## Your objective
All entries are to be quoted exactly; the images stay out of the copy.

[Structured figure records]
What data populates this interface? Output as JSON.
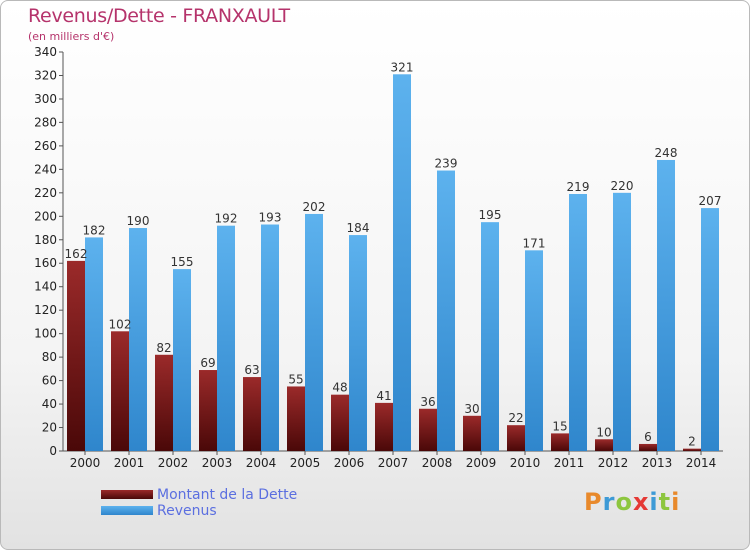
{
  "title": "Revenus/Dette - FRANXAULT",
  "subtitle": "(en milliers d'€)",
  "chart_data": {
    "type": "bar",
    "categories": [
      "2000",
      "2001",
      "2002",
      "2003",
      "2004",
      "2005",
      "2006",
      "2007",
      "2008",
      "2009",
      "2010",
      "2011",
      "2012",
      "2013",
      "2014"
    ],
    "series": [
      {
        "name": "Montant de la Dette",
        "values": [
          162,
          102,
          82,
          69,
          63,
          55,
          48,
          41,
          36,
          30,
          22,
          15,
          10,
          6,
          2
        ],
        "color": "#7a1a1a"
      },
      {
        "name": "Revenus",
        "values": [
          182,
          190,
          155,
          192,
          193,
          202,
          184,
          321,
          239,
          195,
          171,
          219,
          220,
          248,
          207
        ],
        "color": "#4aa3e6"
      }
    ],
    "ylim": [
      0,
      340
    ],
    "yticks": [
      0,
      20,
      40,
      60,
      80,
      100,
      120,
      140,
      160,
      180,
      200,
      220,
      240,
      260,
      280,
      300,
      320,
      340
    ],
    "grid": false,
    "legend": "bottom-left"
  },
  "logo": {
    "letters": [
      "P",
      "r",
      "o",
      "x",
      "i",
      "t",
      "i"
    ],
    "colors": [
      "#e8892b",
      "#3d9ad6",
      "#8dc63f",
      "#e53935",
      "#3d9ad6",
      "#8dc63f",
      "#e8892b"
    ]
  }
}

## Solution for this problem
What data populates this interface? Output as JSON.
{
  "title": "Revenus/Dette - FRANXAULT",
  "subtitle": "(en milliers d'€)",
  "chart_data": {
    "type": "bar",
    "categories": [
      "2000",
      "2001",
      "2002",
      "2003",
      "2004",
      "2005",
      "2006",
      "2007",
      "2008",
      "2009",
      "2010",
      "2011",
      "2012",
      "2013",
      "2014"
    ],
    "series": [
      {
        "name": "Montant de la Dette",
        "values": [
          162,
          102,
          82,
          69,
          63,
          55,
          48,
          41,
          36,
          30,
          22,
          15,
          10,
          6,
          2
        ],
        "color": "#7a1a1a"
      },
      {
        "name": "Revenus",
        "values": [
          182,
          190,
          155,
          192,
          193,
          202,
          184,
          321,
          239,
          195,
          171,
          219,
          220,
          248,
          207
        ],
        "color": "#4aa3e6"
      }
    ],
    "ylim": [
      0,
      340
    ],
    "yticks": [
      0,
      20,
      40,
      60,
      80,
      100,
      120,
      140,
      160,
      180,
      200,
      220,
      240,
      260,
      280,
      300,
      320,
      340
    ],
    "grid": false,
    "legend": "bottom-left"
  },
  "logo": {
    "letters": [
      "P",
      "r",
      "o",
      "x",
      "i",
      "t",
      "i"
    ],
    "colors": [
      "#e8892b",
      "#3d9ad6",
      "#8dc63f",
      "#e53935",
      "#3d9ad6",
      "#8dc63f",
      "#e8892b"
    ]
  }
}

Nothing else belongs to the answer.